Copper theft is on the rise and Boston has seen a rash of thefts involving copper plumbing. Boston Housing Authority employees are facing a Civil Service Hearing related to accusations that they illegally removed copper plumbing from a public housing complex in Roslindale.
Last month, two men were arrested in New Hampshire in connection with the theft of copper from National Grid in North Andover in two separate incidents. Police estimate that the National Grid copper was worth more than $30,000. Later in the month, National Grid also reported the theft of about $6,000 worth of copper from a power plant in Whitman.
Copper theft isn’t limited to commercial properties, though. Last month, a New Hampshire man was arrested after attempting to steal copper plumbing from a home for sale in Manchester. In that theft, the combined damage total from the copper theft and leaking water was estimated at $3,000.

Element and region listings
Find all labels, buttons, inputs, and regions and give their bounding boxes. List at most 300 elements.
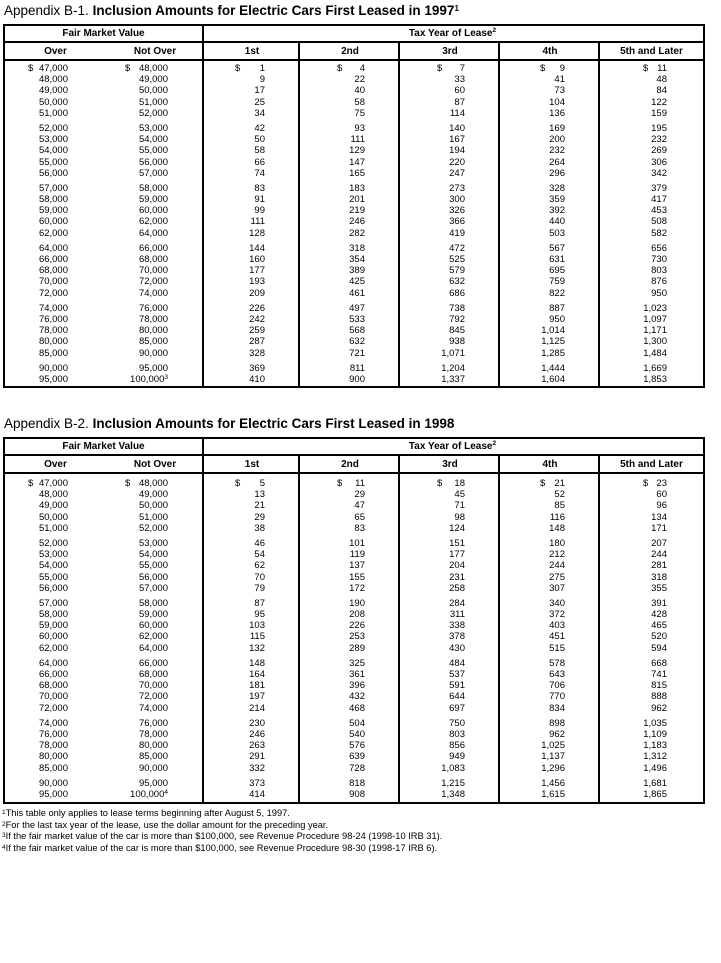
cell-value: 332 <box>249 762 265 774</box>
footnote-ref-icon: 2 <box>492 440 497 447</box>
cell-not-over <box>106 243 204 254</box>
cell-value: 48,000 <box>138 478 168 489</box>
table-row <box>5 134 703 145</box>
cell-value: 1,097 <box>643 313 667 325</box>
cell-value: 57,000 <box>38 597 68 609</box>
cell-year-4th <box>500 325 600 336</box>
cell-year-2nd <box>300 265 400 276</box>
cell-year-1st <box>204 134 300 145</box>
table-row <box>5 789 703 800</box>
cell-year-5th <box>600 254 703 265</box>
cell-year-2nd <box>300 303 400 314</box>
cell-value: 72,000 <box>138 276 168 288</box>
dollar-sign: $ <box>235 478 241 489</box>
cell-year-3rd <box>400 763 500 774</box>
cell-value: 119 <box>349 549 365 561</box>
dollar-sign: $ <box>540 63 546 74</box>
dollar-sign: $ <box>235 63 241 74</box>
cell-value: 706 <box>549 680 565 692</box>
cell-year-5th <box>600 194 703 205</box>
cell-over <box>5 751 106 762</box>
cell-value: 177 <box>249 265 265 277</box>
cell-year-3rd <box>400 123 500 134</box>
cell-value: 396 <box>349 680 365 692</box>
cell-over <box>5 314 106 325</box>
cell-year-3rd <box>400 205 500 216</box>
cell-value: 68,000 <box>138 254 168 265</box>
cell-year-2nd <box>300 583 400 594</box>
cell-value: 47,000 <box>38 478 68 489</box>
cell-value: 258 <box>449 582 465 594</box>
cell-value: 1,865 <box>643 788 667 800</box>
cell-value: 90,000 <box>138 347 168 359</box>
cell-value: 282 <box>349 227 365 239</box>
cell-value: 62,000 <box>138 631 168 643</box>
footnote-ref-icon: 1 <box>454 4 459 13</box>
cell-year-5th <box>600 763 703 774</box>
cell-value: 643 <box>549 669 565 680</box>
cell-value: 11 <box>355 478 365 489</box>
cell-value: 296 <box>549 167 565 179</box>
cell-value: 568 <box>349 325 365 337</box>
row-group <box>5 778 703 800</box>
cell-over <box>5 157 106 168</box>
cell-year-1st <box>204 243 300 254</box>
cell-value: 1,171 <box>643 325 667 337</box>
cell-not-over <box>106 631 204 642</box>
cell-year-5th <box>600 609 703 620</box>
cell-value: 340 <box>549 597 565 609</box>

● Directions
Using the copper theft report, answer these:
(a) In which neighborhood is the public housing complex that Boston Housing Authority employees are accused of stripping of copper plumbing?
(b) About how much was the copper stolen from the National Grid power plant in Whitman worth?
(c) What was the estimated combined damage from the copper theft and leaking water at the Manchester home?

● Answer to this task
(a) Roslindale
(b) About $6,000
(c) $3,000